Where a line in the listing contains the string "standerhejsningen", copy that line out.

..........

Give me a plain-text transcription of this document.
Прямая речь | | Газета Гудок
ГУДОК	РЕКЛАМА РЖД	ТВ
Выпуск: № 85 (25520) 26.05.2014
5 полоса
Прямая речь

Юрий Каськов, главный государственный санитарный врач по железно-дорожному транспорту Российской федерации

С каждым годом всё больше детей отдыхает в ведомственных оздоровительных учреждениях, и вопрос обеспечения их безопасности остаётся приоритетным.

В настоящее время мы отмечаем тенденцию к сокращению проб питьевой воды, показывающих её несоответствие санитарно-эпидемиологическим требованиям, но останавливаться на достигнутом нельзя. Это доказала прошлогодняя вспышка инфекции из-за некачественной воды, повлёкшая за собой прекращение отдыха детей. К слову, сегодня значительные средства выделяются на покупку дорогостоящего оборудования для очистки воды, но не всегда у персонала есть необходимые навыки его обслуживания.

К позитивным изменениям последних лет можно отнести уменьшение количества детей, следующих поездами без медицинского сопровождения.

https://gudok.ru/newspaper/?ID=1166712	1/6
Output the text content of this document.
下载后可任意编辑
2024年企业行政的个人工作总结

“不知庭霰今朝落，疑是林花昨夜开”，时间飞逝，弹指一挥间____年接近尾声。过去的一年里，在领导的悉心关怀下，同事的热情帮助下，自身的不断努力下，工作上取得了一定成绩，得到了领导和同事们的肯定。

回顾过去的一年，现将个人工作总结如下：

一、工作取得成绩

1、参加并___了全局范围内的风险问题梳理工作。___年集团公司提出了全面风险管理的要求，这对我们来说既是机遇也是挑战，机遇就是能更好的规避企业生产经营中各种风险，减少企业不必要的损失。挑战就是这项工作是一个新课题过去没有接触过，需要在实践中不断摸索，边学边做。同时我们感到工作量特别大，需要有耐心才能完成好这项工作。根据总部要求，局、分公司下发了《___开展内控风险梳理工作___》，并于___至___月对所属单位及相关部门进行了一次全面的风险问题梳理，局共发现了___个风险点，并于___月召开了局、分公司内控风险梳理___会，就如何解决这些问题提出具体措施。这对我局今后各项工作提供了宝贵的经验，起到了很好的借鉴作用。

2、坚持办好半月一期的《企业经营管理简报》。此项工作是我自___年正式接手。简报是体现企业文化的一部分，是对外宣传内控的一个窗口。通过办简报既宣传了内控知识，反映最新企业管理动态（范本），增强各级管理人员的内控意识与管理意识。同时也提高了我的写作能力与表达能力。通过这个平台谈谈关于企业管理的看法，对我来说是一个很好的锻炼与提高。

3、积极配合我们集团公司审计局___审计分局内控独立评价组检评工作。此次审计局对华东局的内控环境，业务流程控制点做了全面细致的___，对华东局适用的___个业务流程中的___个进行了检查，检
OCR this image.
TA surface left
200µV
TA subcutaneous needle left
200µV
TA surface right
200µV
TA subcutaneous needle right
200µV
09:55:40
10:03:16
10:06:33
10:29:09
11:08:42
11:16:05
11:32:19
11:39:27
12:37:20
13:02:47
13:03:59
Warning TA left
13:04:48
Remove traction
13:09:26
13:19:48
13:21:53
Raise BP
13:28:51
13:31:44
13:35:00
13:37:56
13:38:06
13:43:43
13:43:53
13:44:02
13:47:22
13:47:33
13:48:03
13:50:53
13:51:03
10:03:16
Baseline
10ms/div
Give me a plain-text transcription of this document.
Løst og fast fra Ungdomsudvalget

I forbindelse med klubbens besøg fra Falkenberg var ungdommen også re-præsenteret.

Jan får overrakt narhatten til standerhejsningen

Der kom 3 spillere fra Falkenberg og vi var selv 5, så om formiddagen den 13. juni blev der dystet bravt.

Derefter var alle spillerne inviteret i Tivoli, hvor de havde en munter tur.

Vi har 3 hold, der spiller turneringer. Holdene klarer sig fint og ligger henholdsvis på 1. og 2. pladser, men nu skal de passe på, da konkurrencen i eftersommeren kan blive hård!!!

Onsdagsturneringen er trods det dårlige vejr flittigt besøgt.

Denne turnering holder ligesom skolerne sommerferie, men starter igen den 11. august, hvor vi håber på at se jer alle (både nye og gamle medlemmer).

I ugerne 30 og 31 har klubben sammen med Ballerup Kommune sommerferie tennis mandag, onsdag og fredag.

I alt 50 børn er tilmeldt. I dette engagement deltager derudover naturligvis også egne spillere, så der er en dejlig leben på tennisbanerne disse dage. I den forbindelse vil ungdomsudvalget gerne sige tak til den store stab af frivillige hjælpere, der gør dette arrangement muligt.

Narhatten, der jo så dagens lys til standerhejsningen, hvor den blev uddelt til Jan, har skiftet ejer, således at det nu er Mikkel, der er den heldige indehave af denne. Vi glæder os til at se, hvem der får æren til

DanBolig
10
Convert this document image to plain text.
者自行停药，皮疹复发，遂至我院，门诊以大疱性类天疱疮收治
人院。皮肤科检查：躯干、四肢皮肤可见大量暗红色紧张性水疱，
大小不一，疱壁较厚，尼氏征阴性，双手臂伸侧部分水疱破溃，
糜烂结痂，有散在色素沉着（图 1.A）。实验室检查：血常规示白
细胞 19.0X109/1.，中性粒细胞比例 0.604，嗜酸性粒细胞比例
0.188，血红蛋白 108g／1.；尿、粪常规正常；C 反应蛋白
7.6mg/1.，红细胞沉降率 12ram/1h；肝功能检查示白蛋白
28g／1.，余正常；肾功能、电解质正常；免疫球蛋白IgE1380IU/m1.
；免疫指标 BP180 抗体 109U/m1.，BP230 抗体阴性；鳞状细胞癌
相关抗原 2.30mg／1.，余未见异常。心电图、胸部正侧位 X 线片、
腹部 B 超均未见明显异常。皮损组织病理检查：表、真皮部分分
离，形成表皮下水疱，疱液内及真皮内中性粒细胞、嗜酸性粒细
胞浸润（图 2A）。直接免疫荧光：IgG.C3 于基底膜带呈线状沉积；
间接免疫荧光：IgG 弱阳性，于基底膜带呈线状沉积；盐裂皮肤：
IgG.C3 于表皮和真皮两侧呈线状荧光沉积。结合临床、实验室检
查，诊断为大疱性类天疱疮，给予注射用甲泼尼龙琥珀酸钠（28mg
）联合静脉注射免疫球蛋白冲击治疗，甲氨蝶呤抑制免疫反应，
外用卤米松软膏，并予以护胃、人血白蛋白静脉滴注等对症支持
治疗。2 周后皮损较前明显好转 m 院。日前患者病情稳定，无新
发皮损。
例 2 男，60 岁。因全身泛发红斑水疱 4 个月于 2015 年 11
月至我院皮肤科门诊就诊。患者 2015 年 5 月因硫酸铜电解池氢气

..........

▶ _Complete output_
Jan får overrakt narhatten til standerhejsningen
Narhatten, der jo så dagens lys til standerhejsningen, hvor den blev uddelt til Jan, har skiftet ejer, således at det nu er Mikkel, der er den heldige indehave af denne. Vi glæder os til at se, hvem der får æren til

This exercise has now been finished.